* Objective *
Please reproduce every record, keeping each one exactly as written.

— Start —

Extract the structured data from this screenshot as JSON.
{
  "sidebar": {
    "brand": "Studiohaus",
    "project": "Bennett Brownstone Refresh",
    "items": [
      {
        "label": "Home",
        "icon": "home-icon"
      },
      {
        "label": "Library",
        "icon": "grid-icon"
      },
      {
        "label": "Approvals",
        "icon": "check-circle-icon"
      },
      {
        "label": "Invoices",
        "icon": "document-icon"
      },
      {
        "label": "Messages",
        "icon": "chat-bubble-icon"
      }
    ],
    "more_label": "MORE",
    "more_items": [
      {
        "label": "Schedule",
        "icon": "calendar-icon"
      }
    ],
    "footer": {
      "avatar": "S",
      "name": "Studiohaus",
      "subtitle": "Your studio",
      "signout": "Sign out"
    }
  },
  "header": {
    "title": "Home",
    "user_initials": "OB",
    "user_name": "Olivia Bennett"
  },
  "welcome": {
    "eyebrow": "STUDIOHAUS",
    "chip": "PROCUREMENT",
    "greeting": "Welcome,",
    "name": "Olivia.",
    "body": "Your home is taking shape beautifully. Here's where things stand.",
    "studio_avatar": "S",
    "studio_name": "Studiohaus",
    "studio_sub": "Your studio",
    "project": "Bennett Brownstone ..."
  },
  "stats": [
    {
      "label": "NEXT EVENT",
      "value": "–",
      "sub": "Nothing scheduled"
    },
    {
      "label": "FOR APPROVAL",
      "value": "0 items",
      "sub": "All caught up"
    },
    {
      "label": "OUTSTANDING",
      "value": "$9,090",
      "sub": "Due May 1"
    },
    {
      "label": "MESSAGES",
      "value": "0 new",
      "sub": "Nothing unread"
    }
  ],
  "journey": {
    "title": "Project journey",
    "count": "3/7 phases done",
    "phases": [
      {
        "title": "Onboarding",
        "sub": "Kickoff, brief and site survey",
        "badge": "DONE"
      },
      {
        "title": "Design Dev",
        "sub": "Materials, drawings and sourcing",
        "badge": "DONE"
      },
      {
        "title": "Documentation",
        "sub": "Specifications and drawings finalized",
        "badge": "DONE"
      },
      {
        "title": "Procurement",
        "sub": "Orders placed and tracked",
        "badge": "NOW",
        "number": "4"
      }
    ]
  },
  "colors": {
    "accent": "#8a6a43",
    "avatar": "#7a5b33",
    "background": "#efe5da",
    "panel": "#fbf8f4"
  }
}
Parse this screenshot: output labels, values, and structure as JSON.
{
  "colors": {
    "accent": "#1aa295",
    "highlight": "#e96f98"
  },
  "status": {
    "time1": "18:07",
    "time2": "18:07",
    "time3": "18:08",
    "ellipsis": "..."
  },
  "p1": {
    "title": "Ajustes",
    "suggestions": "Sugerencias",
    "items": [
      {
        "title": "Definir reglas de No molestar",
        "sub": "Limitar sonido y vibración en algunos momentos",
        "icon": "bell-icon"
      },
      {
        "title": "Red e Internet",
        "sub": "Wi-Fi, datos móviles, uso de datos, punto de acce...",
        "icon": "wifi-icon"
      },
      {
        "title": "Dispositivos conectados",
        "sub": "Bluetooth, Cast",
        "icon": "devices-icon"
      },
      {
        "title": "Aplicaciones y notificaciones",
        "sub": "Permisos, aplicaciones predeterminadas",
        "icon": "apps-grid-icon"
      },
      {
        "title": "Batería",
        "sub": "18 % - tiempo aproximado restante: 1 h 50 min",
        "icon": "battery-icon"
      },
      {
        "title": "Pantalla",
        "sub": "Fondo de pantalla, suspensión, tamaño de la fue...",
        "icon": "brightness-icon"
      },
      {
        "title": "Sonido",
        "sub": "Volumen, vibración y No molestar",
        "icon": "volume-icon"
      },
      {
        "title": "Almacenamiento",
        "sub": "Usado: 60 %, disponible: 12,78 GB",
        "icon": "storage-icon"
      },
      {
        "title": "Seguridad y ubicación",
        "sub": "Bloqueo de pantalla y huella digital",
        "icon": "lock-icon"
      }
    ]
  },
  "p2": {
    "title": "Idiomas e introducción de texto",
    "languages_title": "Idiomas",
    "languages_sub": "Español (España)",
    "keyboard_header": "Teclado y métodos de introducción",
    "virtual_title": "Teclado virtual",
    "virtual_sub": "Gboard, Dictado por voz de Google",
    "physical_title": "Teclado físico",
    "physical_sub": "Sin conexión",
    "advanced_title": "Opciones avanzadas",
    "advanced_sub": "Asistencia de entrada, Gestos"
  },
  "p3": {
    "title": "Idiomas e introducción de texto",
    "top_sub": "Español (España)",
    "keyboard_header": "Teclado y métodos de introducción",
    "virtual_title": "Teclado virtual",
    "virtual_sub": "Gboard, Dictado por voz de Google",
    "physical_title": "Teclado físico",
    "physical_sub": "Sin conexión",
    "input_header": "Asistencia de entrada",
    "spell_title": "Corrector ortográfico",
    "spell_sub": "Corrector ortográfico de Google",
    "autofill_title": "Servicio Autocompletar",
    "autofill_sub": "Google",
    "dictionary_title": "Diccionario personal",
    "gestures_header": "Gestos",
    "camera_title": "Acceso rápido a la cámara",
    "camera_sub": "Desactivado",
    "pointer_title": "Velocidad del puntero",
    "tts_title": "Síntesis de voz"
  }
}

— End —

* The result *
Extract the structured data from this screenshot as JSON.
{
  "sidebar": {
    "brand": "Studiohaus",
    "project": "Bennett Brownstone Refresh",
    "items": [
      {
        "label": "Home",
        "icon": "home-icon"
      },
      {
        "label": "Library",
        "icon": "grid-icon"
      },
      {
        "label": "Approvals",
        "icon": "check-circle-icon"
      },
      {
        "label": "Invoices",
        "icon": "document-icon"
      },
      {
        "label": "Messages",
        "icon": "chat-bubble-icon"
      }
    ],
    "more_label": "MORE",
    "more_items": [
      {
        "label": "Schedule",
        "icon": "calendar-icon"
      }
    ],
    "footer": {
      "avatar": "S",
      "name": "Studiohaus",
      "subtitle": "Your studio",
      "signout": "Sign out"
    }
  },
  "header": {
    "title": "Home",
    "user_initials": "OB",
    "user_name": "Olivia Bennett"
  },
  "welcome": {
    "eyebrow": "STUDIOHAUS",
    "chip": "PROCUREMENT",
    "greeting": "Welcome,",
    "name": "Olivia.",
    "body": "Your home is taking shape beautifully. Here's where things stand.",
    "studio_avatar": "S",
    "studio_name": "Studiohaus",
    "studio_sub": "Your studio",
    "project": "Bennett Brownstone ..."
  },
  "stats": [
    {
      "label": "NEXT EVENT",
      "value": "–",
      "sub": "Nothing scheduled"
    },
    {
      "label": "FOR APPROVAL",
      "value": "0 items",
      "sub": "All caught up"
    },
    {
      "label": "OUTSTANDING",
      "value": "$9,090",
      "sub": "Due May 1"
    },
    {
      "label": "MESSAGES",
      "value": "0 new",
      "sub": "Nothing unread"
    }
  ],
  "journey": {
    "title": "Project journey",
    "count": "3/7 phases done",
    "phases": [
      {
        "title": "Onboarding",
        "sub": "Kickoff, brief and site survey",
        "badge": "DONE"
      },
      {
        "title": "Design Dev",
        "sub": "Materials, drawings and sourcing",
        "badge": "DONE"
      },
      {
        "title": "Documentation",
        "sub": "Specifications and drawings finalized",
        "badge": "DONE"
      },
      {
        "title": "Procurement",
        "sub": "Orders placed and tracked",
        "badge": "NOW",
        "number": "4"
      }
    ]
  },
  "colors": {
    "accent": "#8a6a43",
    "avatar": "#7a5b33",
    "background": "#efe5da",
    "panel": "#fbf8f4"
  }
}
Parse this screenshot: output labels, values, and structure as JSON.
{
  "colors": {
    "accent": "#1aa295",
    "highlight": "#e96f98"
  },
  "status": {
    "time1": "18:07",
    "time2": "18:07",
    "time3": "18:08",
    "ellipsis": "..."
  },
  "p1": {
    "title": "Ajustes",
    "suggestions": "Sugerencias",
    "items": [
      {
        "title": "Definir reglas de No molestar",
        "sub": "Limitar sonido y vibración en algunos momentos",
        "icon": "bell-icon"
      },
      {
        "title": "Red e Internet",
        "sub": "Wi-Fi, datos móviles, uso de datos, punto de acce...",
        "icon": "wifi-icon"
      },
      {
        "title": "Dispositivos conectados",
        "sub": "Bluetooth, Cast",
        "icon": "devices-icon"
      },
      {
        "title": "Aplicaciones y notificaciones",
        "sub": "Permisos, aplicaciones predeterminadas",
        "icon": "apps-grid-icon"
      },
      {
        "title": "Batería",
        "sub": "18 % - tiempo aproximado restante: 1 h 50 min",
        "icon": "battery-icon"
      },
      {
        "title": "Pantalla",
        "sub": "Fondo de pantalla, suspensión, tamaño de la fue...",
        "icon": "brightness-icon"
      },
      {
        "title": "Sonido",
        "sub": "Volumen, vibración y No molestar",
        "icon": "volume-icon"
      },
      {
        "title": "Almacenamiento",
        "sub": "Usado: 60 %, disponible: 12,78 GB",
        "icon": "storage-icon"
      },
      {
        "title": "Seguridad y ubicación",
        "sub": "Bloqueo de pantalla y huella digital",
        "icon": "lock-icon"
      }
    ]
  },
  "p2": {
    "title": "Idiomas e introducción de texto",
    "languages_title": "Idiomas",
    "languages_sub": "Español (España)",
    "keyboard_header": "Teclado y métodos de introducción",
    "virtual_title": "Teclado virtual",
    "virtual_sub": "Gboard, Dictado por voz de Google",
    "physical_title": "Teclado físico",
    "physical_sub": "Sin conexión",
    "advanced_title": "Opciones avanzadas",
    "advanced_sub": "Asistencia de entrada, Gestos"
  },
  "p3": {
    "title": "Idiomas e introducción de texto",
    "top_sub": "Español (España)",
    "keyboard_header": "Teclado y métodos de introducción",
    "virtual_title": "Teclado virtual",
    "virtual_sub": "Gboard, Dictado por voz de Google",
    "physical_title": "Teclado físico",
    "physical_sub": "Sin conexión",
    "input_header": "Asistencia de entrada",
    "spell_title": "Corrector ortográfico",
    "spell_sub": "Corrector ortográfico de Google",
    "autofill_title": "Servicio Autocompletar",
    "autofill_sub": "Google",
    "dictionary_title": "Diccionario personal",
    "gestures_header": "Gestos",
    "camera_title": "Acceso rápido a la cámara",
    "camera_sub": "Desactivado",
    "pointer_title": "Velocidad del puntero",
    "tts_title": "Síntesis de voz"
  }
}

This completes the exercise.